▶ [Quesito 1]
Trasforma in un elenco puntato il paragrafo dell'estratto che comincia con «O.M era stato condannato», conservandone i dati essenziali.
▶ [Quesito 2]
Rispondi in base all'estratto:
(a) In quale struttura era stato ricoverato il finanziere?
(b) Quale imputazione ha sostituito il giudice, e con quale?
(c) In che anno avrebbe dovuto essere liberato il tunisino?

Il tunisino aveva aggredito il povero finanziere mentre era agli arresti domiciliari per precedenti reati.

Il 27 enne anziché rimanere a casa se n’era andato a ballare massacrando fuori dal locale il finanziere colpevole di aver difeso la sua compagna 39 enne di Pergine Valsugana dalle attenzioni dei due.

Era stato letteralmente massacrato senza ritegno dai due e ricoverato al pronto soccorso del Santa Chiara in condizioni gravissime.

Era rimasto in coma per parecchi giorni e per fortuna era riuscito a cavarsela dopo molti giorni di prognosi riservata e di lotta fra la vita e la morte.

O.M era stato condannato a 4 anni e 6 mesi e al pagamento di 75 mila euro di risarcimento per danni morali.

Le pena era stata minima perché il giudice ha cambiato l’imputazione da tentato omicidio a lesioni gravi.

Non si capisce come il tunisino non abbia scontato la pena fino in fondo visto i suoi precedenti. Avrebbe infatti dovuto essere liberato nel 2020.

Ma era libero di spacciare e di fare la bella vita, ma in senso compiuto della cosa.

▶ [Righe fornite]

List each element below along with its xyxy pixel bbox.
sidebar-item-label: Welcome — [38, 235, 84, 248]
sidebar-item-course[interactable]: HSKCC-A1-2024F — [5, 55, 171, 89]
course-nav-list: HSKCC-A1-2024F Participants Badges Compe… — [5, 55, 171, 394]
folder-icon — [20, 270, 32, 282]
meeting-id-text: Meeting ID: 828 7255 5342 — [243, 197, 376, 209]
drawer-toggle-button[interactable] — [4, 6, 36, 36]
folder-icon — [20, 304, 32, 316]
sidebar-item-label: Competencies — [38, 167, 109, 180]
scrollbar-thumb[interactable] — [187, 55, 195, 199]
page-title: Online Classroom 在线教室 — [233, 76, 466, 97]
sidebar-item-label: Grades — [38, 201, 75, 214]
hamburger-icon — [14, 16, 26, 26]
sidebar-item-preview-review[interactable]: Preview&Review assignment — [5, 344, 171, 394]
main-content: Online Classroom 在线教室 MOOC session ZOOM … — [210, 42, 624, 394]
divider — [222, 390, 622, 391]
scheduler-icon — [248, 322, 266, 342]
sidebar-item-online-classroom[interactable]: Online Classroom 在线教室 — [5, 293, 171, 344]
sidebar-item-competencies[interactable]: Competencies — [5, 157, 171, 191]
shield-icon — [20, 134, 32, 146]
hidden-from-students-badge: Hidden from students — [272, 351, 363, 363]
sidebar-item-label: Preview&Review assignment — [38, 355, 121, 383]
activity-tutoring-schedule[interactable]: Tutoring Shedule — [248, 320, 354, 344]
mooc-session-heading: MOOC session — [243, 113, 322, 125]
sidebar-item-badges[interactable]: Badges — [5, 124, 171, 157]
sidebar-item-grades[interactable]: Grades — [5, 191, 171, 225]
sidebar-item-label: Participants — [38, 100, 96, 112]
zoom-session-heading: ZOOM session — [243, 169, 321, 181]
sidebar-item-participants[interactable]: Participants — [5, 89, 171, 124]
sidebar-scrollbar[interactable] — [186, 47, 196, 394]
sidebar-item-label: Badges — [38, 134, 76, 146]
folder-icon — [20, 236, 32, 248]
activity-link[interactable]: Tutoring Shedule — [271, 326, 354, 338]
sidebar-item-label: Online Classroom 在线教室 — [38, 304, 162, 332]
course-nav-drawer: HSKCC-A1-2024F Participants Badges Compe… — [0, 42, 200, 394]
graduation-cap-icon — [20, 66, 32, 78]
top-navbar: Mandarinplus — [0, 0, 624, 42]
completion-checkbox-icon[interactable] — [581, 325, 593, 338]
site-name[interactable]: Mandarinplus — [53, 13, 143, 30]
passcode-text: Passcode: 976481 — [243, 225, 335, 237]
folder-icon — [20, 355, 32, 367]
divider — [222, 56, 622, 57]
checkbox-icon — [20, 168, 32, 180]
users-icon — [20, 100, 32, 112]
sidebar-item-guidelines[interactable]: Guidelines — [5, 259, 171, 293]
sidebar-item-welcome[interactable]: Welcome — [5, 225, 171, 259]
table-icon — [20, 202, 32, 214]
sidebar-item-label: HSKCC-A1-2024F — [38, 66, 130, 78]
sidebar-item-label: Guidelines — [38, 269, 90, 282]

▶ [Spazio risposta 1]
- Condanna di O.M: 4 anni e 6 mesi
- Risarcimento: 75 mila euro per danni morali

▶ [Spazio risposta 2]
(a) Al pronto soccorso del Santa Chiara.
(b) Il tentato omicidio, sostituito con lesioni gravi.
(c) Nel 2020.